Data entries
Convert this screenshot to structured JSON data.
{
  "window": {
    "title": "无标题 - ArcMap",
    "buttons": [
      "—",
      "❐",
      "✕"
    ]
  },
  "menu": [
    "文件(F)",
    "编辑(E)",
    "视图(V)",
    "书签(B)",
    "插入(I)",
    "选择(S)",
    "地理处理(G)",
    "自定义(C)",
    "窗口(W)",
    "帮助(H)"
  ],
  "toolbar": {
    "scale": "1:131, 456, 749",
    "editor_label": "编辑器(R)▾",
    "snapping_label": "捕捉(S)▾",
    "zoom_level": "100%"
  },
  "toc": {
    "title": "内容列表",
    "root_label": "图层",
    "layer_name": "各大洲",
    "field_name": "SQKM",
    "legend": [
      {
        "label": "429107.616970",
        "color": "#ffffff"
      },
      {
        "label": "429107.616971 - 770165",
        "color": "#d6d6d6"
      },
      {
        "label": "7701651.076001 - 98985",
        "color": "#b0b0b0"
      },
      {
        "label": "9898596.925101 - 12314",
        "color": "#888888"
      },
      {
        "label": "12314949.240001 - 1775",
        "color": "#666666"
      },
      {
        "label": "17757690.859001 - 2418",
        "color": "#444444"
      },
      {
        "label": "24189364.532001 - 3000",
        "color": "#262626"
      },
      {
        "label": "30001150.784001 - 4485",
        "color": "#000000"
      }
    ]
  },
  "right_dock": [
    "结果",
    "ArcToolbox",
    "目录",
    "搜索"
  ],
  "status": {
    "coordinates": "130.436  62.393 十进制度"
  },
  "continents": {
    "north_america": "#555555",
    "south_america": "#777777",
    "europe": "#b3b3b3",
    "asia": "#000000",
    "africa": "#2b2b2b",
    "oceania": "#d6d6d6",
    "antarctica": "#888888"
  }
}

### AIM
Collect every line with the string "color" from the records, and copy each.

### ANSWER TO THIS PROBLEM
        "color": "#ffffff"
        "color": "#d6d6d6"
        "color": "#b0b0b0"
        "color": "#888888"
        "color": "#666666"
        "color": "#444444"
        "color": "#262626"
        "color": "#000000"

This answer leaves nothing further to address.